*Work to do*
Reproduce every line of the records below verbatim, in the order given.

*Data*
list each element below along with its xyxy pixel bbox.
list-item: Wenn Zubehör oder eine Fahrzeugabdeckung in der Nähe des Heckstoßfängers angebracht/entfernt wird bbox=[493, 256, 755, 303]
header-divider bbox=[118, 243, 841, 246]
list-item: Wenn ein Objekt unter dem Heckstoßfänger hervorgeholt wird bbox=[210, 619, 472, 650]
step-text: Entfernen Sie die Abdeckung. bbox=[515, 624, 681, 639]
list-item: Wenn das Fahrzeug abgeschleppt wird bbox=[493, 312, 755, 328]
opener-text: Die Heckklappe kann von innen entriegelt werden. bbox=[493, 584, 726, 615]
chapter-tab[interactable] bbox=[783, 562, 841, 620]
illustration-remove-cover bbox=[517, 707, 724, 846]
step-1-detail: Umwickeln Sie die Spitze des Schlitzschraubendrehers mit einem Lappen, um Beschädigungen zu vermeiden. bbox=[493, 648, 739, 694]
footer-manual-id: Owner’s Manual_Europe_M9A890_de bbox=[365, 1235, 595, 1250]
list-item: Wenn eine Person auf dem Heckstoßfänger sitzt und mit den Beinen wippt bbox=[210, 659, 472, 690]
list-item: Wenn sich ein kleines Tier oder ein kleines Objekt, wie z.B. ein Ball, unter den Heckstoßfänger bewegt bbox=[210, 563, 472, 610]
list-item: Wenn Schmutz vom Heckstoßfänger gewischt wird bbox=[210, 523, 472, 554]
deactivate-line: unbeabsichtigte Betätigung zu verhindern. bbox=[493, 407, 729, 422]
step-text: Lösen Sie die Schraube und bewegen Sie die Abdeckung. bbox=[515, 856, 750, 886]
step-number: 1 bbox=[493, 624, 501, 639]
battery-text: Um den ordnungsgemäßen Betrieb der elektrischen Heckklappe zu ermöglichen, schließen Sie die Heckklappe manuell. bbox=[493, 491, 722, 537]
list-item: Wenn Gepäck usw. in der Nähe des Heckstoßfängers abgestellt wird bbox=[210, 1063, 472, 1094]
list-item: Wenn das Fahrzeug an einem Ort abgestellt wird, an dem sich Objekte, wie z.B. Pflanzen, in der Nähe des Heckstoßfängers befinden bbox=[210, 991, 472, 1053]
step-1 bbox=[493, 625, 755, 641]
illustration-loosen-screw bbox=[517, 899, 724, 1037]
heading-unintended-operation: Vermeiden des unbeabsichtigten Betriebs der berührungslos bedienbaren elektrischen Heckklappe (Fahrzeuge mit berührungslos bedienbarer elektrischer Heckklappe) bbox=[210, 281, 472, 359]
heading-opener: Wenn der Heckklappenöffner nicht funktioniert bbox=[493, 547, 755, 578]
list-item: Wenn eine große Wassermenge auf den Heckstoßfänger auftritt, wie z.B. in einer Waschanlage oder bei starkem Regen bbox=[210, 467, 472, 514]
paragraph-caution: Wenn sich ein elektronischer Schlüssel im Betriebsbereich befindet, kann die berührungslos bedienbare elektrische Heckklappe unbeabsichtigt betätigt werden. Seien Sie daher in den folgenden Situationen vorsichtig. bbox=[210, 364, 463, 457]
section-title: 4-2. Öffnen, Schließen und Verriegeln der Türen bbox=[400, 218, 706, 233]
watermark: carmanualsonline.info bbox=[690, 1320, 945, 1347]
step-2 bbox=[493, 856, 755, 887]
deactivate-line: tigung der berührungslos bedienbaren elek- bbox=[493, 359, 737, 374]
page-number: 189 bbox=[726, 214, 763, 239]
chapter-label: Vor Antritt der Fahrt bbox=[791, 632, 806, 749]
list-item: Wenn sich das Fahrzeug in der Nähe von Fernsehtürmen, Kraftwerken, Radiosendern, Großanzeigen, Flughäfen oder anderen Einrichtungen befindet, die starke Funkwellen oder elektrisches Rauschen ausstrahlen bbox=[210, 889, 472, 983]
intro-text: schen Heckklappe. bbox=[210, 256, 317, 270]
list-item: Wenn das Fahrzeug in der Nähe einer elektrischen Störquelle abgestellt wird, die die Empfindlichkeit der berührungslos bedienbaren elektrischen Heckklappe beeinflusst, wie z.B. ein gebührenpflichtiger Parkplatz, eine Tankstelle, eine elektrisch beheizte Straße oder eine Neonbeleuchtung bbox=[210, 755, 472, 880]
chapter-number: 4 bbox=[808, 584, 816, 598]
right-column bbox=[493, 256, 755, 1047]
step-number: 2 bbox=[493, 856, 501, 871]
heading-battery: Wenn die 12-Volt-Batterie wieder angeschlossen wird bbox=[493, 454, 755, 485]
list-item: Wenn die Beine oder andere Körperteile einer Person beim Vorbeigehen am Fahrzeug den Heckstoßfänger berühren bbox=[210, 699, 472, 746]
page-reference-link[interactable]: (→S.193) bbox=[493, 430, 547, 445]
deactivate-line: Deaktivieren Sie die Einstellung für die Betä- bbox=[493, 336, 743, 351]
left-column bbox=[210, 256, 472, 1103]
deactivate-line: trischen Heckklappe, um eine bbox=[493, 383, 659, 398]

*Exercise solution*
list each element below along with its xyxy pixel bbox.
list-item: Wenn Zubehör oder eine Fahrzeugabdeckung in der Nähe des Heckstoßfängers angebracht/entfernt wird bbox=[493, 256, 755, 303]
header-divider bbox=[118, 243, 841, 246]
list-item: Wenn ein Objekt unter dem Heckstoßfänger hervorgeholt wird bbox=[210, 619, 472, 650]
step-text: Entfernen Sie die Abdeckung. bbox=[515, 624, 681, 639]
list-item: Wenn das Fahrzeug abgeschleppt wird bbox=[493, 312, 755, 328]
opener-text: Die Heckklappe kann von innen entriegelt werden. bbox=[493, 584, 726, 615]
chapter-tab[interactable] bbox=[783, 562, 841, 620]
illustration-remove-cover bbox=[517, 707, 724, 846]
step-1-detail: Umwickeln Sie die Spitze des Schlitzschraubendrehers mit einem Lappen, um Beschädigungen zu vermeiden. bbox=[493, 648, 739, 694]
footer-manual-id: Owner’s Manual_Europe_M9A890_de bbox=[365, 1235, 595, 1250]
list-item: Wenn eine Person auf dem Heckstoßfänger sitzt und mit den Beinen wippt bbox=[210, 659, 472, 690]
list-item: Wenn sich ein kleines Tier oder ein kleines Objekt, wie z.B. ein Ball, unter den Heckstoßfänger bewegt bbox=[210, 563, 472, 610]
list-item: Wenn Schmutz vom Heckstoßfänger gewischt wird bbox=[210, 523, 472, 554]
deactivate-line: unbeabsichtigte Betätigung zu verhindern. bbox=[493, 407, 729, 422]
step-text: Lösen Sie die Schraube und bewegen Sie die Abdeckung. bbox=[515, 856, 750, 886]
step-number: 1 bbox=[493, 624, 501, 639]
battery-text: Um den ordnungsgemäßen Betrieb der elektrischen Heckklappe zu ermöglichen, schließen Sie die Heckklappe manuell. bbox=[493, 491, 722, 537]
list-item: Wenn Gepäck usw. in der Nähe des Heckstoßfängers abgestellt wird bbox=[210, 1063, 472, 1094]
list-item: Wenn das Fahrzeug an einem Ort abgestellt wird, an dem sich Objekte, wie z.B. Pflanzen, in der Nähe des Heckstoßfängers befinden bbox=[210, 991, 472, 1053]
step-1 bbox=[493, 625, 755, 641]
illustration-loosen-screw bbox=[517, 899, 724, 1037]
heading-unintended-operation: Vermeiden des unbeabsichtigten Betriebs der berührungslos bedienbaren elektrischen Heckklappe (Fahrzeuge mit berührungslos bedienbarer elektrischer Heckklappe) bbox=[210, 281, 472, 359]
heading-opener: Wenn der Heckklappenöffner nicht funktioniert bbox=[493, 547, 755, 578]
list-item: Wenn eine große Wassermenge auf den Heckstoßfänger auftritt, wie z.B. in einer Waschanlage oder bei starkem Regen bbox=[210, 467, 472, 514]
paragraph-caution: Wenn sich ein elektronischer Schlüssel im Betriebsbereich befindet, kann die berührungslos bedienbare elektrische Heckklappe unbeabsichtigt betätigt werden. Seien Sie daher in den folgenden Situationen vorsichtig. bbox=[210, 364, 463, 457]
section-title: 4-2. Öffnen, Schließen und Verriegeln der Türen bbox=[400, 218, 706, 233]
watermark: carmanualsonline.info bbox=[690, 1320, 945, 1347]
step-2 bbox=[493, 856, 755, 887]
deactivate-line: tigung der berührungslos bedienbaren elek- bbox=[493, 359, 737, 374]
page-number: 189 bbox=[726, 214, 763, 239]
chapter-label: Vor Antritt der Fahrt bbox=[791, 632, 806, 749]
list-item: Wenn sich das Fahrzeug in der Nähe von Fernsehtürmen, Kraftwerken, Radiosendern, Großanzeigen, Flughäfen oder anderen Einrichtungen befindet, die starke Funkwellen oder elektrisches Rauschen ausstrahlen bbox=[210, 889, 472, 983]
intro-text: schen Heckklappe. bbox=[210, 256, 317, 270]
list-item: Wenn das Fahrzeug in der Nähe einer elektrischen Störquelle abgestellt wird, die die Empfindlichkeit der berührungslos bedienbaren elektrischen Heckklappe beeinflusst, wie z.B. ein gebührenpflichtiger Parkplatz, eine Tankstelle, eine elektrisch beheizte Straße oder eine Neonbeleuchtung bbox=[210, 755, 472, 880]
chapter-number: 4 bbox=[808, 584, 816, 598]
right-column bbox=[493, 256, 755, 1047]
step-number: 2 bbox=[493, 856, 501, 871]
heading-battery: Wenn die 12-Volt-Batterie wieder angeschlossen wird bbox=[493, 454, 755, 485]
list-item: Wenn die Beine oder andere Körperteile einer Person beim Vorbeigehen am Fahrzeug den Heckstoßfänger berühren bbox=[210, 699, 472, 746]
page-reference-link[interactable]: (→S.193) bbox=[493, 430, 547, 445]
deactivate-line: Deaktivieren Sie die Einstellung für die Betä- bbox=[493, 336, 743, 351]
left-column bbox=[210, 256, 472, 1103]
deactivate-line: trischen Heckklappe, um eine bbox=[493, 383, 659, 398]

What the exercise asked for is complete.